Task to complete:
Switch "interactable" to "clickable" in the part of the lines that opens with the line containing "windows-logo-icon — [18, 735, 36, 755]" and closes with the line containing "program-item-paint[interactable]: Paint —". Give only that part, with nothing else changed.
== Stored data ==
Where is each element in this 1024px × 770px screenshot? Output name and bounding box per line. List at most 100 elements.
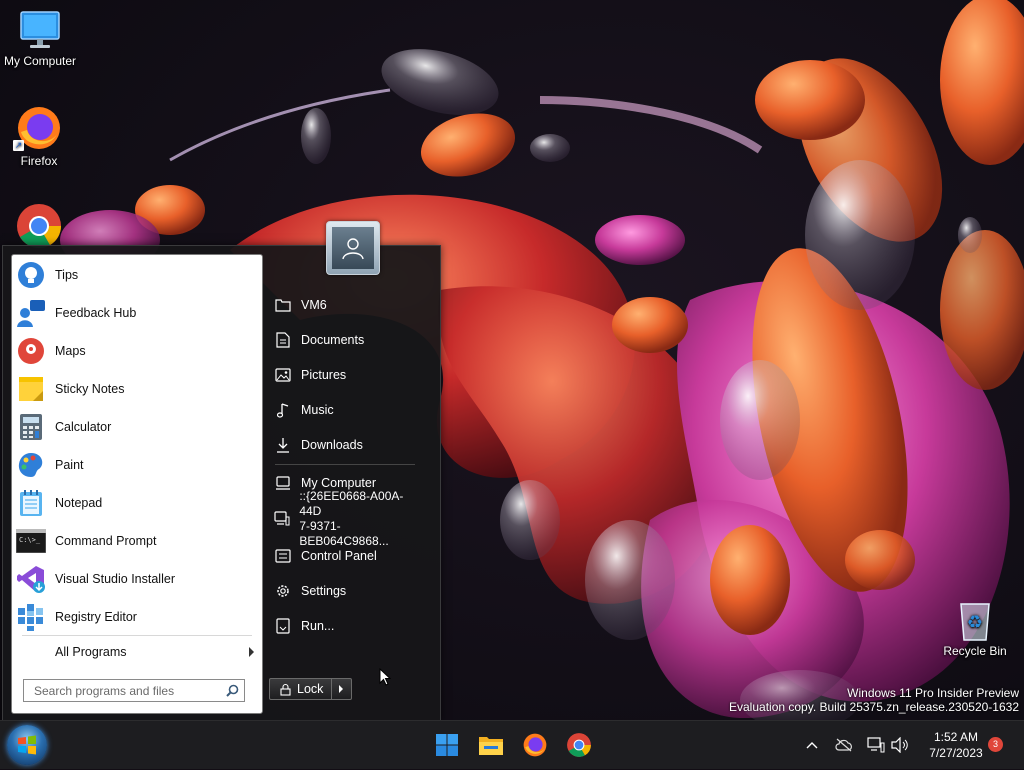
windows-logo-icon — [18, 735, 36, 755]
search-icon[interactable] — [226, 684, 239, 697]
start-menu: Tips Feedback Hub Maps Sticky Notes Calc — [2, 221, 441, 721]
run-icon — [273, 618, 293, 634]
search-input[interactable] — [32, 682, 226, 699]
notification-count-badge[interactable]: 3 — [988, 737, 1003, 752]
taskbar-chrome-button[interactable] — [563, 729, 595, 761]
lock-icon — [280, 683, 291, 696]
place-item-label: Settings — [301, 584, 347, 598]
program-item-notepad[interactable]: Notepad — [14, 484, 260, 522]
svg-text:♻: ♻ — [967, 612, 983, 633]
volume-icon — [891, 737, 908, 753]
program-item-paint[interactable]: Paint — [14, 446, 260, 484]
place-item-control-panel[interactable]: Control Panel — [267, 547, 419, 565]
place-item-pictures[interactable]: Pictures — [267, 366, 419, 384]
tray-cloud-offline-button[interactable] — [834, 735, 854, 755]
place-item-label: Pictures — [301, 368, 347, 382]
chevron-up-icon — [806, 742, 818, 749]
notepad-icon — [16, 488, 46, 518]
all-programs-button[interactable]: All Programs — [14, 639, 260, 665]
network-icon — [867, 737, 885, 753]
place-item-label: Music — [301, 403, 334, 417]
place-item-label: Downloads — [301, 438, 363, 452]
program-item-label: Tips — [55, 268, 79, 282]
program-item-label: Notepad — [55, 496, 103, 510]
shortcut-arrow-icon: ↗ — [13, 140, 24, 151]
start-button[interactable] — [7, 725, 47, 765]
program-item-tips[interactable]: Tips — [14, 256, 260, 294]
watermark-line: Evaluation copy. Build 25375.zn_release.… — [729, 700, 1019, 714]
music-icon — [273, 402, 293, 418]
chevron-right-icon — [249, 647, 254, 657]
taskbar-file-explorer-button[interactable] — [475, 729, 507, 761]
power-options-arrow-button[interactable] — [331, 678, 352, 700]
all-programs-label: All Programs — [55, 645, 127, 659]
user-icon — [342, 238, 364, 260]
taskbar-windows-start-button[interactable] — [431, 729, 463, 761]
recycle-bin-icon: ♻ — [960, 603, 990, 641]
tray-network-button[interactable] — [866, 735, 886, 755]
documents-icon — [273, 332, 293, 348]
place-item-label: My Computer — [301, 476, 377, 490]
lock-button[interactable]: Lock — [269, 678, 332, 700]
desktop-icon-firefox[interactable]: ↗ Firefox — [0, 104, 79, 168]
desktop-icon-label: Firefox — [20, 154, 58, 168]
computer-icon — [273, 475, 293, 491]
taskbar-clock[interactable]: 1:52 AM 7/27/2023 — [916, 729, 996, 761]
calculator-icon — [16, 412, 46, 442]
monitor-icon — [20, 11, 60, 48]
program-item-label: Paint — [55, 458, 84, 472]
network-computer-icon — [273, 511, 291, 527]
place-item-run[interactable]: Run... — [267, 617, 419, 635]
pictures-icon — [273, 368, 293, 382]
desktop-icon-recycle-bin[interactable]: ♻ Recycle Bin — [935, 598, 1015, 658]
program-item-command-prompt[interactable]: C:\>_ Command Prompt — [14, 522, 260, 560]
taskbar-firefox-button[interactable] — [519, 729, 551, 761]
maps-icon — [16, 336, 46, 366]
program-item-sticky-notes[interactable]: Sticky Notes — [14, 370, 260, 408]
watermark-line: Windows 11 Pro Insider Preview — [847, 686, 1019, 700]
desktop-icon-label: My Computer — [3, 54, 77, 68]
place-item-music[interactable]: Music — [267, 401, 419, 419]
file-explorer-icon — [479, 737, 503, 755]
divider — [275, 464, 415, 465]
place-item-vm6[interactable]: VM6 — [267, 296, 419, 314]
visual-studio-installer-icon — [16, 564, 46, 594]
place-item-label: Documents — [301, 333, 365, 347]
program-item-maps[interactable]: Maps — [14, 332, 260, 370]
evaluation-watermark: Windows 11 Pro Insider Preview Evaluatio… — [729, 686, 1019, 714]
feedback-hub-icon — [16, 298, 46, 328]
command-prompt-icon: C:\>_ — [16, 526, 46, 556]
divider — [22, 635, 252, 636]
windows-start-icon — [436, 734, 458, 756]
tray-volume-button[interactable] — [890, 735, 910, 755]
desktop-icon-label: Recycle Bin — [943, 644, 1007, 658]
place-item-network-guid[interactable]: ::{26EE0668-A00A-44D 7-9371-BEB064C9868.… — [267, 489, 419, 548]
user-avatar[interactable] — [326, 221, 380, 275]
firefox-icon — [523, 733, 547, 757]
chrome-icon — [567, 733, 591, 757]
settings-gear-icon — [273, 583, 293, 599]
downloads-icon — [273, 437, 293, 453]
program-item-feedback-hub[interactable]: Feedback Hub — [14, 294, 260, 332]
program-item-calculator[interactable]: Calculator — [14, 408, 260, 446]
place-item-label: Run... — [301, 619, 335, 633]
tips-icon — [16, 260, 46, 290]
chrome-icon — [17, 204, 61, 248]
show-hidden-icons-button[interactable] — [802, 735, 822, 755]
control-panel-icon — [273, 549, 293, 563]
program-item-label: Command Prompt — [55, 534, 157, 548]
place-item-label: ::{26EE0668-A00A-44D 7-9371-BEB064C9868.… — [299, 489, 419, 549]
place-item-label-line1: ::{26EE0668-A00A-44D — [299, 489, 404, 518]
search-box[interactable] — [23, 679, 245, 702]
sticky-notes-icon — [16, 374, 46, 404]
program-item-registry-editor[interactable]: Registry Editor — [14, 598, 260, 636]
place-item-settings[interactable]: Settings — [267, 582, 419, 600]
place-item-documents[interactable]: Documents — [267, 331, 419, 349]
taskbar: 1:52 AM 7/27/2023 3 — [0, 720, 1024, 769]
program-item-visual-studio-installer[interactable]: Visual Studio Installer — [14, 560, 260, 598]
desktop-icon-my-computer[interactable]: My Computer — [0, 8, 80, 68]
place-item-label: Control Panel — [301, 549, 377, 563]
place-item-downloads[interactable]: Downloads — [267, 436, 419, 454]
user-folder-icon — [273, 298, 293, 312]
program-item-label: Feedback Hub — [55, 306, 137, 320]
===
Task response:
windows-logo-icon — [18, 735, 36, 755]
search-icon[clickable] — [226, 684, 239, 697]
start-menu: Tips Feedback Hub Maps Sticky Notes Calc — [2, 221, 441, 721]
run-icon — [273, 618, 293, 634]
search-input[clickable] — [32, 682, 226, 699]
notification-count-badge[clickable]: 3 — [988, 737, 1003, 752]
taskbar-chrome-button[clickable] — [563, 729, 595, 761]
lock-icon — [280, 683, 291, 696]
place-item-label: Settings — [301, 584, 347, 598]
program-item-notepad[clickable]: Notepad — [14, 484, 260, 522]
svg-text:♻: ♻ — [967, 612, 983, 633]
volume-icon — [891, 737, 908, 753]
program-item-paint[clickable]: Paint — [14, 446, 260, 484]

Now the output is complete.